[SOURCE DOCUMENT]
Midwinter

Here’s a thing I bought recently. I’ve never been a collector, but recently felt a strange urge to acquire something for myself (and shelf) that had plenty of influence and meaning for me from my childhood, as well as having an influence on my career.

Mike Singleton’s Midwinter feels like the culmination of the innovative wild imagination of the bedroom coding era. But for a game released in 1989 it sits – snugly nestled – between the two worlds of that and accessible, standardised, RPG design.

My copy of Midwinter is notable for a few things, not least its classic big box design, but also its 5.25″ floppy disk format, the ones that were actually ‘floppy’ in addition to its more modern 3.5″ cousin. And while big manuals were commonplace for the era, this one is special. It includes information on the nature and creation of ice ages, a prominent theme within its world.

In the 1980s, environmental issues were starting to make headlines, with new terms entering the public consciousness, such as global warming, and the hole in the ozone layer. Midwinter takes note, and frames the warnings of climate change around a meteor disaster that causes massive global cooling and the onset of a second ice age. Its world is a snow-covered island, one of the few habitable places left on Earth, where its citizens, survivors of the disaster, have managed to cling on to life and lead a peaceful existence in harmony, for now.

Midwinter is vast, 160,000 square miles of snow covered terrain and all generated in 3D. For 1989 it was quite a feat. Braben and Bell’s Elite in 1984 had popularised the open world and Midwinter had taken it even further, into the realm of fully realised 3D terrain, painstakingly created over (according to the manual) ‘six man years’.

This towering achievement has the player skiing, sniping, driving, and hang gliding in order to take back control of your island, all to bring back peace from the machinations of maniacal despot General Masters, a man hell-bent on bringing the population under his control.

Ultimately your goal is to destroy the headquarters of Masters himself, but if the enemy army can capture all the heat mines (the only source of power for its citizens) on the island before you get there, it’s game over. To slow their advance you can sabotage warehouses, supplies, and fuel dumps in their path. You can destroy their vehicles, and if you’re lucky enough to kill an officer’s vehicle, all the men under them will desert, making their advance considerably slower. Strategically planning your next move can be done through careful observation of the in-game map, and through the help of the island’s citizens.

Initially you are restricted to playing as the protagonist, Captain Stark. But as you travel the land you meet with new characters who may, or may not, agree to help you. Each character is unique, with strengths in some skills and weaknesses in others. Each character also has relationships with others on the island and their relationships will determine how likely they are to join your cause. Using Captain Stark it is usually easy to convince fellow police officers to join with you, but try getting the master sniper Rudel on your side and he’ll probably snub you. But talk to him while playing as Davy Hart, Rudel’s young apprentice, and he’ll be more than willing to join.

[WHAT THIS TASK INVOLVES]
Repeat the Midwinter text word for word, everything from "Mike Singleton’s Midwinter" down to "standardised, RPG design.".

[INFORMATION SUPPLIED]
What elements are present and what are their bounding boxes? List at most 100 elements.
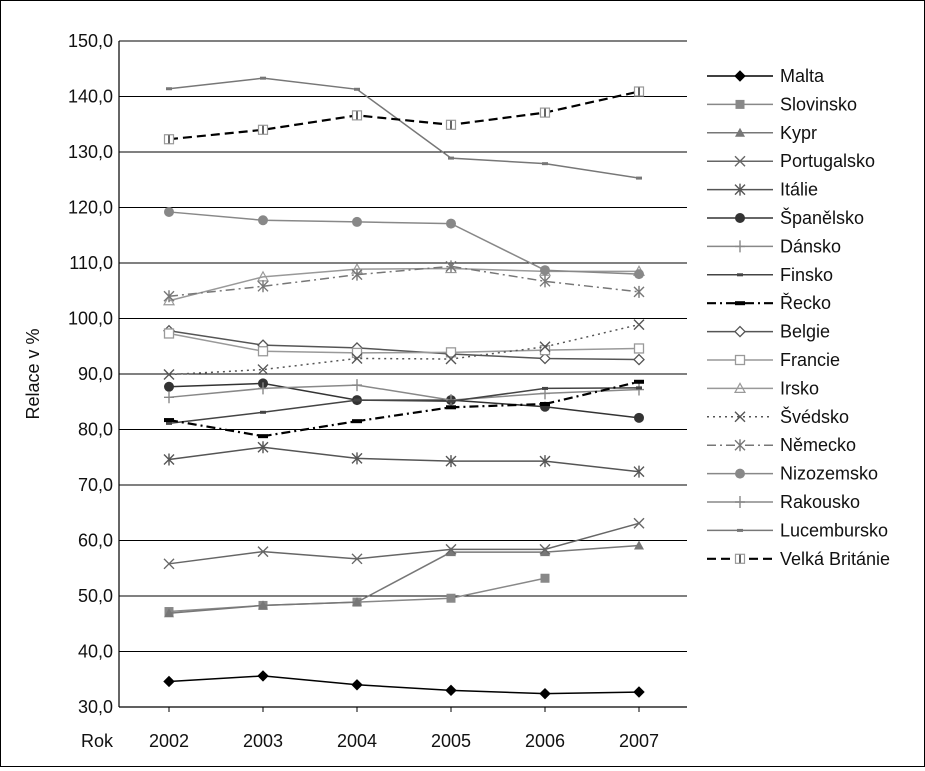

[REPLY TO THE TASK]
Mike Singleton’s Midwinter feels like the culmination of the innovative wild imagination of the bedroom coding era. But for a game released in 1989 it sits – snugly nestled – between the two worlds of that and accessible, standardised, RPG design.